* begin *

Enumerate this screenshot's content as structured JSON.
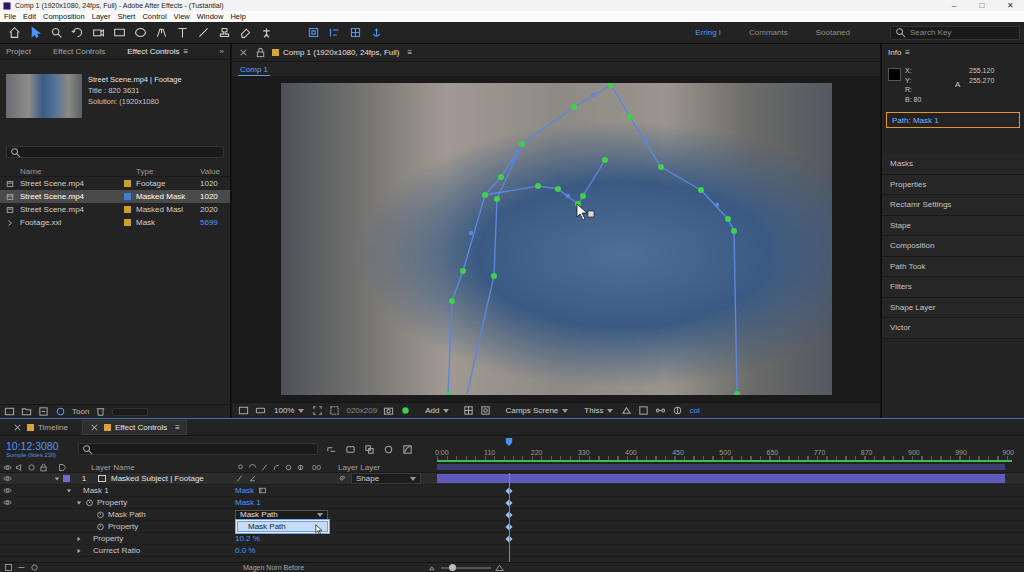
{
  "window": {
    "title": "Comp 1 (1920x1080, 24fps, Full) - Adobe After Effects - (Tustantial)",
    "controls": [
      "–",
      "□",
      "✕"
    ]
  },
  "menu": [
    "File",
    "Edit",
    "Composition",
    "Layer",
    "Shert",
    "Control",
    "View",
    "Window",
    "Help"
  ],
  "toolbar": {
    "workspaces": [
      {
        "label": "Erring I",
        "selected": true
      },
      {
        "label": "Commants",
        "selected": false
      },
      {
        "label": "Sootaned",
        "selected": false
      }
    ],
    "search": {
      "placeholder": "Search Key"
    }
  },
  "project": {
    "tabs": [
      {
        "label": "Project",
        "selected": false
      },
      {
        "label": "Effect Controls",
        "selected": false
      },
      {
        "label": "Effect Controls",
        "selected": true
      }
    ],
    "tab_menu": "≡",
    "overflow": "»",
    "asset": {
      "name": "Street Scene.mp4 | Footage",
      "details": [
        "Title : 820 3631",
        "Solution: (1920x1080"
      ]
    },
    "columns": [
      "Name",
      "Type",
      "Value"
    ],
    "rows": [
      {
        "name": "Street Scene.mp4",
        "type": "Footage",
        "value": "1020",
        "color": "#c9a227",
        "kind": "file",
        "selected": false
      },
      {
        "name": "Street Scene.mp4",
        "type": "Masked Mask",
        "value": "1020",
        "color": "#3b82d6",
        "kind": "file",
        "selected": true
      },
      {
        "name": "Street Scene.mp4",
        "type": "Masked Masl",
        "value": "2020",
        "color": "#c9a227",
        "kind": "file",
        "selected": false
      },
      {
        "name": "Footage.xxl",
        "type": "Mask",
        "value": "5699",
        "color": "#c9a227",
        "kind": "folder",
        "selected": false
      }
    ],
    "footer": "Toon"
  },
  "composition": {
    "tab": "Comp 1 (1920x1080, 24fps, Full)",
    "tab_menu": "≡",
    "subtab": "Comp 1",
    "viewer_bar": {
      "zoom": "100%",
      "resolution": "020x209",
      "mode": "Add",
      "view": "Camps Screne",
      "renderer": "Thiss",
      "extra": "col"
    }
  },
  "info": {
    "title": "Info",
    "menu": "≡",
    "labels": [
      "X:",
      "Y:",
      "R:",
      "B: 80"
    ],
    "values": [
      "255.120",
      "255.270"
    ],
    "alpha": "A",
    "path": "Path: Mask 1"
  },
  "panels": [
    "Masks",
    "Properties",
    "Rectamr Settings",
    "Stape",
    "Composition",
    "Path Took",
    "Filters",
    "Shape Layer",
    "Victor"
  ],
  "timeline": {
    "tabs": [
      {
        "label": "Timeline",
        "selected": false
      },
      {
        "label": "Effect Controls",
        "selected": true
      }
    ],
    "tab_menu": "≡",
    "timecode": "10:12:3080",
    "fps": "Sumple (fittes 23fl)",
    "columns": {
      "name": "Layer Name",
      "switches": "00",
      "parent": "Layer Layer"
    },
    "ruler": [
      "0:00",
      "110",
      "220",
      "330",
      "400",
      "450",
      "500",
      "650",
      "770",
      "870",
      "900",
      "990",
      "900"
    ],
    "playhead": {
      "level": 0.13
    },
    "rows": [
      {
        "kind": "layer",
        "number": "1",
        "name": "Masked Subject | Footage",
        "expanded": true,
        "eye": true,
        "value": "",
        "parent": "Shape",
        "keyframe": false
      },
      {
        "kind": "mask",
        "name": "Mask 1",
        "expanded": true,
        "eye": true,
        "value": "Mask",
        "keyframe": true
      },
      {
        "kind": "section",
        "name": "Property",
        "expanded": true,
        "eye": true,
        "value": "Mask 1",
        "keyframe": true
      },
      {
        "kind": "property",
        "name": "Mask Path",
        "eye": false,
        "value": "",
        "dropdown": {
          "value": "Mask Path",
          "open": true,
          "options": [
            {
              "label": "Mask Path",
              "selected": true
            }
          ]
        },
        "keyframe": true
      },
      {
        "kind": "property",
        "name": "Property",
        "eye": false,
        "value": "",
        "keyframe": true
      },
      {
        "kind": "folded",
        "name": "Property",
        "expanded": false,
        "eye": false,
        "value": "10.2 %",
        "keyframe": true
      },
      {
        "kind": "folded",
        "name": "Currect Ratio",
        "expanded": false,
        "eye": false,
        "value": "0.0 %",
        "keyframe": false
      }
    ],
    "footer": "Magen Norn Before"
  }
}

* end *
* begin *

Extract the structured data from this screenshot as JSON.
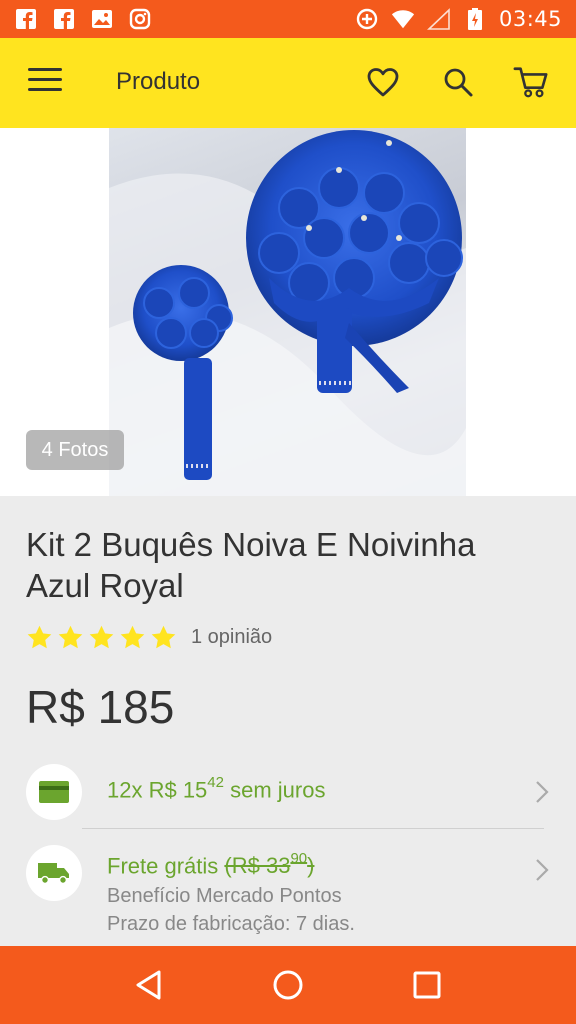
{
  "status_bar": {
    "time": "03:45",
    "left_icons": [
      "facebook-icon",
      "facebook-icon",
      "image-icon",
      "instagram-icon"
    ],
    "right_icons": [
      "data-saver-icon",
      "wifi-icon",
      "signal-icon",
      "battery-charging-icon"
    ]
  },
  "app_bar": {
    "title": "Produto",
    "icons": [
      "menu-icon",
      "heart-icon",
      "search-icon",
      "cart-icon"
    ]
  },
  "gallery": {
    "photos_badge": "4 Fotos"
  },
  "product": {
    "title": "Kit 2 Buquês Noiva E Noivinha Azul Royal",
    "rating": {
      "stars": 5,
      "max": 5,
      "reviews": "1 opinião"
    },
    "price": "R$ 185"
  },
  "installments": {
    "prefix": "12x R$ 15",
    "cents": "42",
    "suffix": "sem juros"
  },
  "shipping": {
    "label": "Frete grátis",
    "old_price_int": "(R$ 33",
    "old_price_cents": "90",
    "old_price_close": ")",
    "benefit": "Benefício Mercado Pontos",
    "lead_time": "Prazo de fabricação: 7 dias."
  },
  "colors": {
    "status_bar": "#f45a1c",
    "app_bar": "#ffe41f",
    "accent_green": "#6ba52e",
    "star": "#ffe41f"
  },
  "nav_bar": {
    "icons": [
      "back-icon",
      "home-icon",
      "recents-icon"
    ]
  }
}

* end *

* [Task instructions]
Write down only the number of lines that contain the string "Footage" in the listing.

* [Exercise solution]
4